PROBLEM STATEMENT: State how many lines of the records contain the string "significant", and give no other information.

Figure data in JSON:
□ □ □ □ □ □ □

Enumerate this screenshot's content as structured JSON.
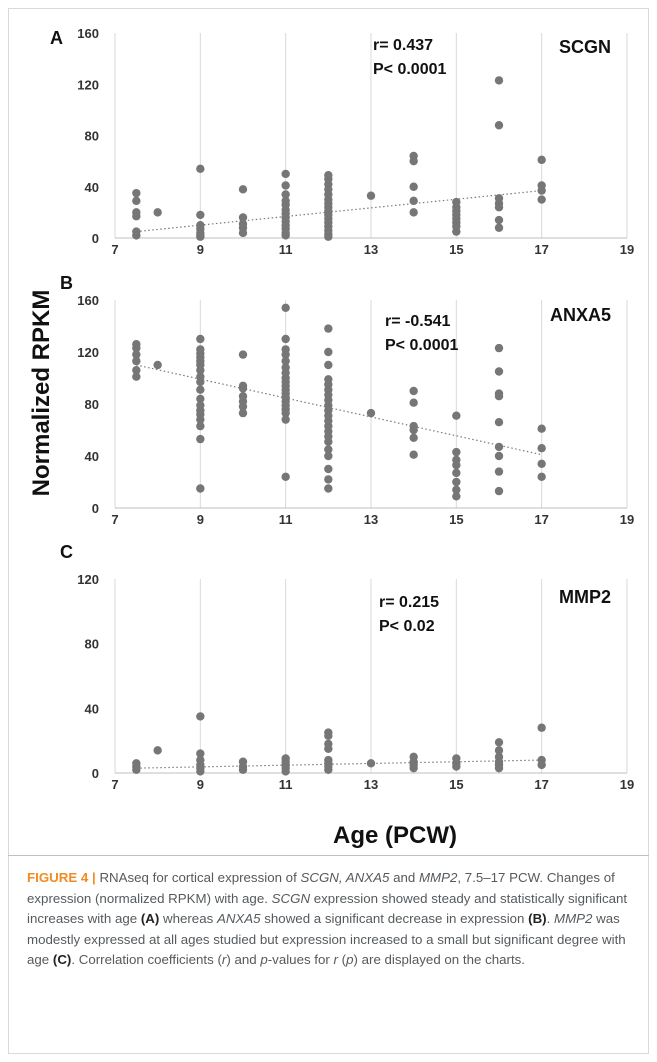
{
  "chart_data": [
    {
      "panel": "A",
      "type": "scatter",
      "gene": "SCGN",
      "stat_r": "r= 0.437",
      "stat_p": "P< 0.0001",
      "xlim": [
        7,
        19
      ],
      "ylim": [
        0,
        160
      ],
      "xticks": [
        "7",
        "9",
        "11",
        "13",
        "15",
        "17",
        "19"
      ],
      "yticks": [
        "0",
        "40",
        "80",
        "120",
        "160"
      ],
      "grid": "vertical",
      "trendline": {
        "x": [
          7.5,
          17
        ],
        "y": [
          5,
          37
        ]
      },
      "points": [
        [
          7.5,
          35
        ],
        [
          7.5,
          29
        ],
        [
          7.5,
          20
        ],
        [
          7.5,
          17
        ],
        [
          7.5,
          5
        ],
        [
          7.5,
          2
        ],
        [
          8,
          20
        ],
        [
          9,
          54
        ],
        [
          9,
          18
        ],
        [
          9,
          10
        ],
        [
          9,
          7
        ],
        [
          9,
          4
        ],
        [
          9,
          2
        ],
        [
          9,
          1
        ],
        [
          10,
          38
        ],
        [
          10,
          16
        ],
        [
          10,
          11
        ],
        [
          10,
          8
        ],
        [
          10,
          4
        ],
        [
          11,
          50
        ],
        [
          11,
          41
        ],
        [
          11,
          34
        ],
        [
          11,
          29
        ],
        [
          11,
          26
        ],
        [
          11,
          22
        ],
        [
          11,
          19
        ],
        [
          11,
          16
        ],
        [
          11,
          13
        ],
        [
          11,
          10
        ],
        [
          11,
          7
        ],
        [
          11,
          4
        ],
        [
          11,
          2
        ],
        [
          12,
          49
        ],
        [
          12,
          46
        ],
        [
          12,
          42
        ],
        [
          12,
          38
        ],
        [
          12,
          34
        ],
        [
          12,
          30
        ],
        [
          12,
          27
        ],
        [
          12,
          24
        ],
        [
          12,
          21
        ],
        [
          12,
          18
        ],
        [
          12,
          15
        ],
        [
          12,
          12
        ],
        [
          12,
          9
        ],
        [
          12,
          6
        ],
        [
          12,
          3
        ],
        [
          12,
          1
        ],
        [
          13,
          33
        ],
        [
          14,
          64
        ],
        [
          14,
          60
        ],
        [
          14,
          40
        ],
        [
          14,
          29
        ],
        [
          14,
          20
        ],
        [
          15,
          28
        ],
        [
          15,
          24
        ],
        [
          15,
          21
        ],
        [
          15,
          18
        ],
        [
          15,
          15
        ],
        [
          15,
          12
        ],
        [
          15,
          9
        ],
        [
          15,
          5
        ],
        [
          16,
          123
        ],
        [
          16,
          88
        ],
        [
          16,
          31
        ],
        [
          16,
          27
        ],
        [
          16,
          24
        ],
        [
          16,
          14
        ],
        [
          16,
          8
        ],
        [
          17,
          61
        ],
        [
          17,
          41
        ],
        [
          17,
          37
        ],
        [
          17,
          30
        ]
      ]
    },
    {
      "panel": "B",
      "type": "scatter",
      "gene": "ANXA5",
      "stat_r": "r= -0.541",
      "stat_p": "P< 0.0001",
      "xlim": [
        7,
        19
      ],
      "ylim": [
        0,
        160
      ],
      "xticks": [
        "7",
        "9",
        "11",
        "13",
        "15",
        "17",
        "19"
      ],
      "yticks": [
        "0",
        "40",
        "80",
        "120",
        "160"
      ],
      "grid": "vertical",
      "trendline": {
        "x": [
          7.5,
          17
        ],
        "y": [
          110,
          41
        ]
      },
      "points": [
        [
          7.5,
          126
        ],
        [
          7.5,
          123
        ],
        [
          7.5,
          118
        ],
        [
          7.5,
          113
        ],
        [
          7.5,
          106
        ],
        [
          7.5,
          101
        ],
        [
          8,
          110
        ],
        [
          9,
          130
        ],
        [
          9,
          122
        ],
        [
          9,
          119
        ],
        [
          9,
          116
        ],
        [
          9,
          113
        ],
        [
          9,
          110
        ],
        [
          9,
          106
        ],
        [
          9,
          101
        ],
        [
          9,
          97
        ],
        [
          9,
          91
        ],
        [
          9,
          84
        ],
        [
          9,
          79
        ],
        [
          9,
          75
        ],
        [
          9,
          72
        ],
        [
          9,
          68
        ],
        [
          9,
          63
        ],
        [
          9,
          53
        ],
        [
          9,
          15
        ],
        [
          10,
          118
        ],
        [
          10,
          94
        ],
        [
          10,
          92
        ],
        [
          10,
          86
        ],
        [
          10,
          82
        ],
        [
          10,
          78
        ],
        [
          10,
          73
        ],
        [
          11,
          154
        ],
        [
          11,
          130
        ],
        [
          11,
          122
        ],
        [
          11,
          118
        ],
        [
          11,
          113
        ],
        [
          11,
          108
        ],
        [
          11,
          104
        ],
        [
          11,
          100
        ],
        [
          11,
          97
        ],
        [
          11,
          94
        ],
        [
          11,
          91
        ],
        [
          11,
          88
        ],
        [
          11,
          85
        ],
        [
          11,
          82
        ],
        [
          11,
          79
        ],
        [
          11,
          76
        ],
        [
          11,
          73
        ],
        [
          11,
          68
        ],
        [
          11,
          24
        ],
        [
          12,
          138
        ],
        [
          12,
          120
        ],
        [
          12,
          110
        ],
        [
          12,
          99
        ],
        [
          12,
          95
        ],
        [
          12,
          91
        ],
        [
          12,
          87
        ],
        [
          12,
          83
        ],
        [
          12,
          79
        ],
        [
          12,
          75
        ],
        [
          12,
          71
        ],
        [
          12,
          67
        ],
        [
          12,
          63
        ],
        [
          12,
          59
        ],
        [
          12,
          55
        ],
        [
          12,
          51
        ],
        [
          12,
          45
        ],
        [
          12,
          40
        ],
        [
          12,
          30
        ],
        [
          12,
          22
        ],
        [
          12,
          15
        ],
        [
          13,
          73
        ],
        [
          14,
          90
        ],
        [
          14,
          81
        ],
        [
          14,
          63
        ],
        [
          14,
          60
        ],
        [
          14,
          54
        ],
        [
          14,
          41
        ],
        [
          15,
          71
        ],
        [
          15,
          43
        ],
        [
          15,
          37
        ],
        [
          15,
          33
        ],
        [
          15,
          27
        ],
        [
          15,
          20
        ],
        [
          15,
          14
        ],
        [
          15,
          9
        ],
        [
          16,
          123
        ],
        [
          16,
          105
        ],
        [
          16,
          88
        ],
        [
          16,
          86
        ],
        [
          16,
          66
        ],
        [
          16,
          47
        ],
        [
          16,
          40
        ],
        [
          16,
          28
        ],
        [
          16,
          13
        ],
        [
          17,
          61
        ],
        [
          17,
          46
        ],
        [
          17,
          34
        ],
        [
          17,
          24
        ]
      ]
    },
    {
      "panel": "C",
      "type": "scatter",
      "gene": "MMP2",
      "stat_r": "r= 0.215",
      "stat_p": "P< 0.02",
      "xlim": [
        7,
        19
      ],
      "ylim": [
        0,
        120
      ],
      "xticks": [
        "7",
        "9",
        "11",
        "13",
        "15",
        "17",
        "19"
      ],
      "yticks": [
        "0",
        "40",
        "80",
        "120"
      ],
      "grid": "vertical",
      "trendline": {
        "x": [
          7.5,
          17
        ],
        "y": [
          3,
          8
        ]
      },
      "points": [
        [
          7.5,
          6
        ],
        [
          7.5,
          4
        ],
        [
          7.5,
          2
        ],
        [
          8,
          14
        ],
        [
          9,
          35
        ],
        [
          9,
          12
        ],
        [
          9,
          8
        ],
        [
          9,
          5
        ],
        [
          9,
          3
        ],
        [
          9,
          1
        ],
        [
          10,
          7
        ],
        [
          10,
          4
        ],
        [
          10,
          2
        ],
        [
          11,
          9
        ],
        [
          11,
          7
        ],
        [
          11,
          5
        ],
        [
          11,
          3
        ],
        [
          11,
          1
        ],
        [
          12,
          25
        ],
        [
          12,
          23
        ],
        [
          12,
          18
        ],
        [
          12,
          15
        ],
        [
          12,
          8
        ],
        [
          12,
          6
        ],
        [
          12,
          4
        ],
        [
          12,
          2
        ],
        [
          13,
          6
        ],
        [
          14,
          10
        ],
        [
          14,
          7
        ],
        [
          14,
          5
        ],
        [
          14,
          3
        ],
        [
          15,
          9
        ],
        [
          15,
          6
        ],
        [
          15,
          4
        ],
        [
          16,
          19
        ],
        [
          16,
          14
        ],
        [
          16,
          10
        ],
        [
          16,
          7
        ],
        [
          16,
          5
        ],
        [
          16,
          3
        ],
        [
          17,
          28
        ],
        [
          17,
          8
        ],
        [
          17,
          5
        ]
      ]
    }
  ],
  "shared_ylabel": "Normalized RPKM",
  "shared_xlabel": "Age (PCW)",
  "caption": {
    "lead": "FIGURE 4 |",
    "s1": " RNAseq for cortical expression of ",
    "s1i": "SCGN, ANXA5",
    "s2": " and ",
    "s2i": "MMP2",
    "s3": ", 7.5–17 PCW. Changes of expression (normalized RPKM) with age. ",
    "s3i": "SCGN",
    "s4": " expression showed steady and statistically significant increases with age ",
    "s4b": "(A)",
    "s5": " whereas ",
    "s5i": "ANXA5",
    "s6": " showed a significant decrease in expression ",
    "s6b": "(B)",
    "s7": ". ",
    "s7i": "MMP2",
    "s8": " was modestly expressed at all ages studied but expression increased to a small but significant degree with age ",
    "s8b": "(C)",
    "s9": ". Correlation coefficients (",
    "s9i": "r",
    "s10": ") and ",
    "s10i": "p",
    "s11": "-values for ",
    "s11i": "r",
    "s12": " (",
    "s12i": "p",
    "s13": ") are displayed on the charts."
  }
}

□ □ □ □ □ □ □

RESULT FOR THIS TASK: 3